[Problem to solve]: In your copy, reproduce the entries exactly as they are, minus the images.

[Data provided]:
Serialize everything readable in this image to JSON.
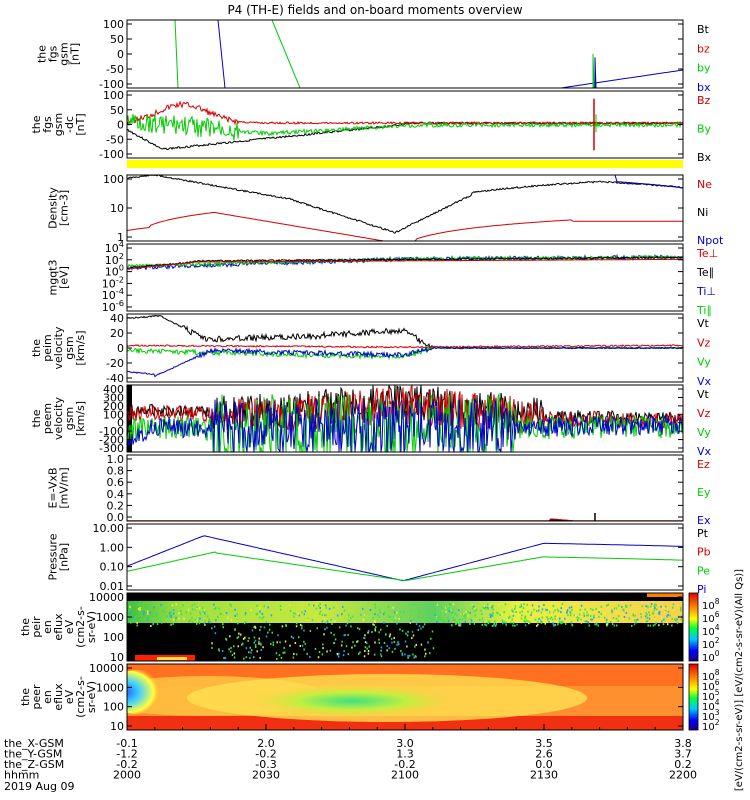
{
  "title": "P4 (TH-E) fields and on-board moments overview",
  "colors": {
    "black": "#000000",
    "red": "#d40000",
    "green": "#00cc00",
    "blue": "#0000cc",
    "yellow": "#ffff00"
  },
  "time_axis": {
    "ticks": [
      "2000",
      "2030",
      "2100",
      "2130",
      "2200"
    ],
    "rows": [
      {
        "label": "the_X-GSM",
        "values": [
          "-0.1",
          "2.0",
          "3.0",
          "3.5",
          "3.8"
        ]
      },
      {
        "label": "the_Y-GSM",
        "values": [
          "-1.2",
          "-0.2",
          "1.3",
          "2.6",
          "3.7"
        ]
      },
      {
        "label": "the_Z-GSM",
        "values": [
          "-0.2",
          "-0.3",
          "-0.2",
          "0.0",
          "0.2"
        ]
      },
      {
        "label": "hhmm",
        "values": [
          "2000",
          "2030",
          "2100",
          "2130",
          "2200"
        ]
      }
    ],
    "date": "2019 Aug 09"
  },
  "chart_data": [
    {
      "type": "line",
      "panel": "the_fgs_gsm",
      "ylabel": [
        "the",
        "fgs",
        "gsm",
        "[nT]"
      ],
      "ylim": [
        -100,
        100
      ],
      "yticks": [
        "100",
        "50",
        "0",
        "-50",
        "-100"
      ],
      "series": [
        {
          "name": "Bt",
          "color": "#000000"
        },
        {
          "name": "bz",
          "color": "#d40000"
        },
        {
          "name": "by",
          "color": "#00cc00"
        },
        {
          "name": "bx",
          "color": "#0000cc"
        }
      ]
    },
    {
      "type": "line",
      "panel": "the_fgs_gsm_dc",
      "ylabel": [
        "the",
        "fgs",
        "gsm",
        "-dc",
        "[nT]"
      ],
      "ylim": [
        -130,
        130
      ],
      "yticks": [
        "100",
        "50",
        "0",
        "-50",
        "-100"
      ],
      "series": [
        {
          "name": "Bz",
          "color": "#d40000"
        },
        {
          "name": "By",
          "color": "#00cc00"
        },
        {
          "name": "Bx",
          "color": "#000000"
        }
      ]
    },
    {
      "type": "line",
      "panel": "density",
      "ylabel": [
        "Density",
        "[cm-3]"
      ],
      "scale": "log",
      "yticks": [
        "100",
        "10",
        "1"
      ],
      "series": [
        {
          "name": "Ne",
          "color": "#d40000"
        },
        {
          "name": "Ni",
          "color": "#000000"
        },
        {
          "name": "Npot",
          "color": "#0000cc"
        }
      ]
    },
    {
      "type": "line",
      "panel": "temperature",
      "ylabel": [
        "mgqt3",
        "[eV]"
      ],
      "scale": "log",
      "yticks": [
        "10^4",
        "10^2",
        "10^0",
        "10^-2",
        "10^-4",
        "10^-6"
      ],
      "series": [
        {
          "name": "Te⊥",
          "color": "#d40000"
        },
        {
          "name": "Te∥",
          "color": "#000000"
        },
        {
          "name": "Ti⊥",
          "color": "#0000cc"
        },
        {
          "name": "Ti∥",
          "color": "#00cc00"
        }
      ]
    },
    {
      "type": "line",
      "panel": "the_peim_velocity_gsm",
      "ylabel": [
        "the",
        "peim",
        "velocity",
        "gsm",
        "[km/s]"
      ],
      "ylim": [
        -40,
        40
      ],
      "yticks": [
        "40",
        "20",
        "0",
        "-20",
        "-40"
      ],
      "series": [
        {
          "name": "Vt",
          "color": "#000000"
        },
        {
          "name": "Vz",
          "color": "#d40000"
        },
        {
          "name": "Vy",
          "color": "#00cc00"
        },
        {
          "name": "Vx",
          "color": "#0000cc"
        }
      ]
    },
    {
      "type": "line",
      "panel": "the_peem_velocity_gsm",
      "ylabel": [
        "the",
        "peem",
        "velocity",
        "gsm",
        "[km/s]"
      ],
      "ylim": [
        -300,
        400
      ],
      "yticks": [
        "400",
        "300",
        "200",
        "100",
        "0",
        "-100",
        "-200",
        "-300"
      ],
      "series": [
        {
          "name": "Vt",
          "color": "#000000"
        },
        {
          "name": "Vz",
          "color": "#d40000"
        },
        {
          "name": "Vy",
          "color": "#00cc00"
        },
        {
          "name": "Vx",
          "color": "#0000cc"
        }
      ]
    },
    {
      "type": "line",
      "panel": "efield",
      "ylabel": [
        "E=-VxB",
        "[mV/m]"
      ],
      "ylim": [
        0,
        1.0
      ],
      "yticks": [
        "1.0",
        "0.8",
        "0.6",
        "0.4",
        "0.2",
        "0.0"
      ],
      "series": [
        {
          "name": "Ez",
          "color": "#d40000"
        },
        {
          "name": "Ey",
          "color": "#00cc00"
        },
        {
          "name": "Ex",
          "color": "#0000cc"
        }
      ]
    },
    {
      "type": "line",
      "panel": "pressure",
      "ylabel": [
        "Pressure",
        "[nPa]"
      ],
      "scale": "log",
      "yticks": [
        "10.00",
        "1.00",
        "0.10",
        "0.01"
      ],
      "series": [
        {
          "name": "Pt",
          "color": "#000000"
        },
        {
          "name": "Pb",
          "color": "#d40000"
        },
        {
          "name": "Pe",
          "color": "#00cc00"
        },
        {
          "name": "Pi",
          "color": "#0000cc"
        }
      ]
    },
    {
      "type": "heatmap",
      "panel": "the_peir_en_eflux",
      "ylabel": [
        "the",
        "peir",
        "en",
        "eflux",
        "eV",
        "(cm2-s-",
        "sr-eV)"
      ],
      "scale": "log",
      "yticks": [
        "10000",
        "1000",
        "100",
        "10"
      ]
    },
    {
      "type": "heatmap",
      "panel": "the_peer_en_eflux",
      "ylabel": [
        "the",
        "peer",
        "en",
        "eflux",
        "eV",
        "(cm2-s-",
        "sr-eV)"
      ],
      "scale": "log",
      "yticks": [
        "10000",
        "1000",
        "100",
        "10"
      ]
    }
  ],
  "colorbars": [
    {
      "panel": "the_peir_en_eflux",
      "ticks": [
        "10^8",
        "10^6",
        "10^4",
        "10^2",
        "10^0"
      ]
    },
    {
      "panel": "the_peer_en_eflux",
      "ticks": [
        "10^8",
        "10^6",
        "10^5",
        "10^4",
        "10^3",
        "10^2"
      ]
    }
  ],
  "colorbar_label": "[eV/(cm2-s-sr-eV)] [eV/(cm2-s-sr-eV)(All Qs)]"
}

[Expected answer]:
Serialize everything readable in this image to JSON.
{
  "title": "P4 (TH-E) fields and on-board moments overview",
  "colors": {
    "black": "#000000",
    "red": "#d40000",
    "green": "#00cc00",
    "blue": "#0000cc",
    "yellow": "#ffff00"
  },
  "time_axis": {
    "ticks": [
      "2000",
      "2030",
      "2100",
      "2130",
      "2200"
    ],
    "rows": [
      {
        "label": "the_X-GSM",
        "values": [
          "-0.1",
          "2.0",
          "3.0",
          "3.5",
          "3.8"
        ]
      },
      {
        "label": "the_Y-GSM",
        "values": [
          "-1.2",
          "-0.2",
          "1.3",
          "2.6",
          "3.7"
        ]
      },
      {
        "label": "the_Z-GSM",
        "values": [
          "-0.2",
          "-0.3",
          "-0.2",
          "0.0",
          "0.2"
        ]
      },
      {
        "label": "hhmm",
        "values": [
          "2000",
          "2030",
          "2100",
          "2130",
          "2200"
        ]
      }
    ],
    "date": "2019 Aug 09"
  },
  "chart_data": [
    {
      "type": "line",
      "panel": "the_fgs_gsm",
      "ylabel": [
        "the",
        "fgs",
        "gsm",
        "[nT]"
      ],
      "ylim": [
        -100,
        100
      ],
      "yticks": [
        "100",
        "50",
        "0",
        "-50",
        "-100"
      ],
      "series": [
        {
          "name": "Bt",
          "color": "#000000"
        },
        {
          "name": "bz",
          "color": "#d40000"
        },
        {
          "name": "by",
          "color": "#00cc00"
        },
        {
          "name": "bx",
          "color": "#0000cc"
        }
      ]
    },
    {
      "type": "line",
      "panel": "the_fgs_gsm_dc",
      "ylabel": [
        "the",
        "fgs",
        "gsm",
        "-dc",
        "[nT]"
      ],
      "ylim": [
        -130,
        130
      ],
      "yticks": [
        "100",
        "50",
        "0",
        "-50",
        "-100"
      ],
      "series": [
        {
          "name": "Bz",
          "color": "#d40000"
        },
        {
          "name": "By",
          "color": "#00cc00"
        },
        {
          "name": "Bx",
          "color": "#000000"
        }
      ]
    },
    {
      "type": "line",
      "panel": "density",
      "ylabel": [
        "Density",
        "[cm-3]"
      ],
      "scale": "log",
      "yticks": [
        "100",
        "10",
        "1"
      ],
      "series": [
        {
          "name": "Ne",
          "color": "#d40000"
        },
        {
          "name": "Ni",
          "color": "#000000"
        },
        {
          "name": "Npot",
          "color": "#0000cc"
        }
      ]
    },
    {
      "type": "line",
      "panel": "temperature",
      "ylabel": [
        "mgqt3",
        "[eV]"
      ],
      "scale": "log",
      "yticks": [
        "10^4",
        "10^2",
        "10^0",
        "10^-2",
        "10^-4",
        "10^-6"
      ],
      "series": [
        {
          "name": "Te⊥",
          "color": "#d40000"
        },
        {
          "name": "Te∥",
          "color": "#000000"
        },
        {
          "name": "Ti⊥",
          "color": "#0000cc"
        },
        {
          "name": "Ti∥",
          "color": "#00cc00"
        }
      ]
    },
    {
      "type": "line",
      "panel": "the_peim_velocity_gsm",
      "ylabel": [
        "the",
        "peim",
        "velocity",
        "gsm",
        "[km/s]"
      ],
      "ylim": [
        -40,
        40
      ],
      "yticks": [
        "40",
        "20",
        "0",
        "-20",
        "-40"
      ],
      "series": [
        {
          "name": "Vt",
          "color": "#000000"
        },
        {
          "name": "Vz",
          "color": "#d40000"
        },
        {
          "name": "Vy",
          "color": "#00cc00"
        },
        {
          "name": "Vx",
          "color": "#0000cc"
        }
      ]
    },
    {
      "type": "line",
      "panel": "the_peem_velocity_gsm",
      "ylabel": [
        "the",
        "peem",
        "velocity",
        "gsm",
        "[km/s]"
      ],
      "ylim": [
        -300,
        400
      ],
      "yticks": [
        "400",
        "300",
        "200",
        "100",
        "0",
        "-100",
        "-200",
        "-300"
      ],
      "series": [
        {
          "name": "Vt",
          "color": "#000000"
        },
        {
          "name": "Vz",
          "color": "#d40000"
        },
        {
          "name": "Vy",
          "color": "#00cc00"
        },
        {
          "name": "Vx",
          "color": "#0000cc"
        }
      ]
    },
    {
      "type": "line",
      "panel": "efield",
      "ylabel": [
        "E=-VxB",
        "[mV/m]"
      ],
      "ylim": [
        0,
        1.0
      ],
      "yticks": [
        "1.0",
        "0.8",
        "0.6",
        "0.4",
        "0.2",
        "0.0"
      ],
      "series": [
        {
          "name": "Ez",
          "color": "#d40000"
        },
        {
          "name": "Ey",
          "color": "#00cc00"
        },
        {
          "name": "Ex",
          "color": "#0000cc"
        }
      ]
    },
    {
      "type": "line",
      "panel": "pressure",
      "ylabel": [
        "Pressure",
        "[nPa]"
      ],
      "scale": "log",
      "yticks": [
        "10.00",
        "1.00",
        "0.10",
        "0.01"
      ],
      "series": [
        {
          "name": "Pt",
          "color": "#000000"
        },
        {
          "name": "Pb",
          "color": "#d40000"
        },
        {
          "name": "Pe",
          "color": "#00cc00"
        },
        {
          "name": "Pi",
          "color": "#0000cc"
        }
      ]
    },
    {
      "type": "heatmap",
      "panel": "the_peir_en_eflux",
      "ylabel": [
        "the",
        "peir",
        "en",
        "eflux",
        "eV",
        "(cm2-s-",
        "sr-eV)"
      ],
      "scale": "log",
      "yticks": [
        "10000",
        "1000",
        "100",
        "10"
      ]
    },
    {
      "type": "heatmap",
      "panel": "the_peer_en_eflux",
      "ylabel": [
        "the",
        "peer",
        "en",
        "eflux",
        "eV",
        "(cm2-s-",
        "sr-eV)"
      ],
      "scale": "log",
      "yticks": [
        "10000",
        "1000",
        "100",
        "10"
      ]
    }
  ],
  "colorbars": [
    {
      "panel": "the_peir_en_eflux",
      "ticks": [
        "10^8",
        "10^6",
        "10^4",
        "10^2",
        "10^0"
      ]
    },
    {
      "panel": "the_peer_en_eflux",
      "ticks": [
        "10^8",
        "10^6",
        "10^5",
        "10^4",
        "10^3",
        "10^2"
      ]
    }
  ],
  "colorbar_label": "[eV/(cm2-s-sr-eV)] [eV/(cm2-s-sr-eV)(All Qs)]"
}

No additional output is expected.